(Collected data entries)
** BEGIN **

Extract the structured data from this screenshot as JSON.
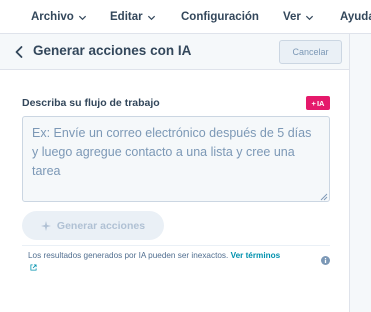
{
  "menubar": {
    "items": [
      {
        "label": "Archivo",
        "has_dropdown": true
      },
      {
        "label": "Editar",
        "has_dropdown": true
      },
      {
        "label": "Configuración",
        "has_dropdown": false
      },
      {
        "label": "Ver",
        "has_dropdown": true
      },
      {
        "label": "Ayuda",
        "has_dropdown": false
      }
    ]
  },
  "panel": {
    "title": "Generar acciones con IA",
    "cancel_label": "Cancelar",
    "field_label": "Describa su flujo de trabajo",
    "ai_badge": "IA",
    "textarea_placeholder": "Ex: Envíe un correo electrónico después de 5 días y luego agregue contacto a una lista y cree una tarea",
    "textarea_value": "",
    "generate_label": "Generar acciones",
    "disclaimer_text": "Los resultados generados por IA pueden ser inexactos.",
    "terms_link": "Ver términos"
  },
  "colors": {
    "accent_pink": "#e5196b",
    "link_teal": "#0091ae",
    "text_primary": "#33475b",
    "header_bg": "#f5f8fa"
  },
  "icons": {
    "back": "chevron-left-icon",
    "dropdown": "chevron-down-icon",
    "sparkle": "sparkle-icon",
    "external": "external-link-icon",
    "info": "info-icon",
    "resize": "resize-grip-icon"
  }
}
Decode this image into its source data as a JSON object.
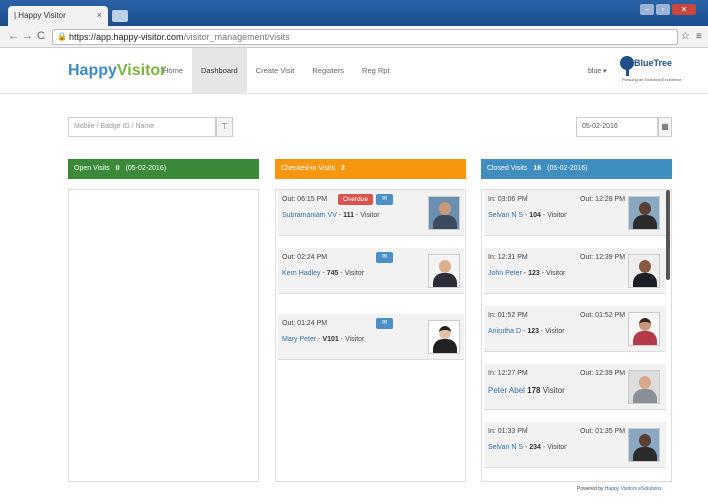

** END **

Write out the whole listing exactly, and drop the pictures.

*Answer to the task:*
Extract the structured data from this screenshot as JSON.
{
  "menubar": {
    "items": [
      {
        "label": "Archivo",
        "has_dropdown": true
      },
      {
        "label": "Editar",
        "has_dropdown": true
      },
      {
        "label": "Configuración",
        "has_dropdown": false
      },
      {
        "label": "Ver",
        "has_dropdown": true
      },
      {
        "label": "Ayuda",
        "has_dropdown": false
      }
    ]
  },
  "panel": {
    "title": "Generar acciones con IA",
    "cancel_label": "Cancelar",
    "field_label": "Describa su flujo de trabajo",
    "ai_badge": "IA",
    "textarea_placeholder": "Ex: Envíe un correo electrónico después de 5 días y luego agregue contacto a una lista y cree una tarea",
    "textarea_value": "",
    "generate_label": "Generar acciones",
    "disclaimer_text": "Los resultados generados por IA pueden ser inexactos.",
    "terms_link": "Ver términos"
  },
  "colors": {
    "accent_pink": "#e5196b",
    "link_teal": "#0091ae",
    "text_primary": "#33475b",
    "header_bg": "#f5f8fa"
  },
  "icons": {
    "back": "chevron-left-icon",
    "dropdown": "chevron-down-icon",
    "sparkle": "sparkle-icon",
    "external": "external-link-icon",
    "info": "info-icon",
    "resize": "resize-grip-icon"
  }
}
Decode this image into its source data as a JSON object.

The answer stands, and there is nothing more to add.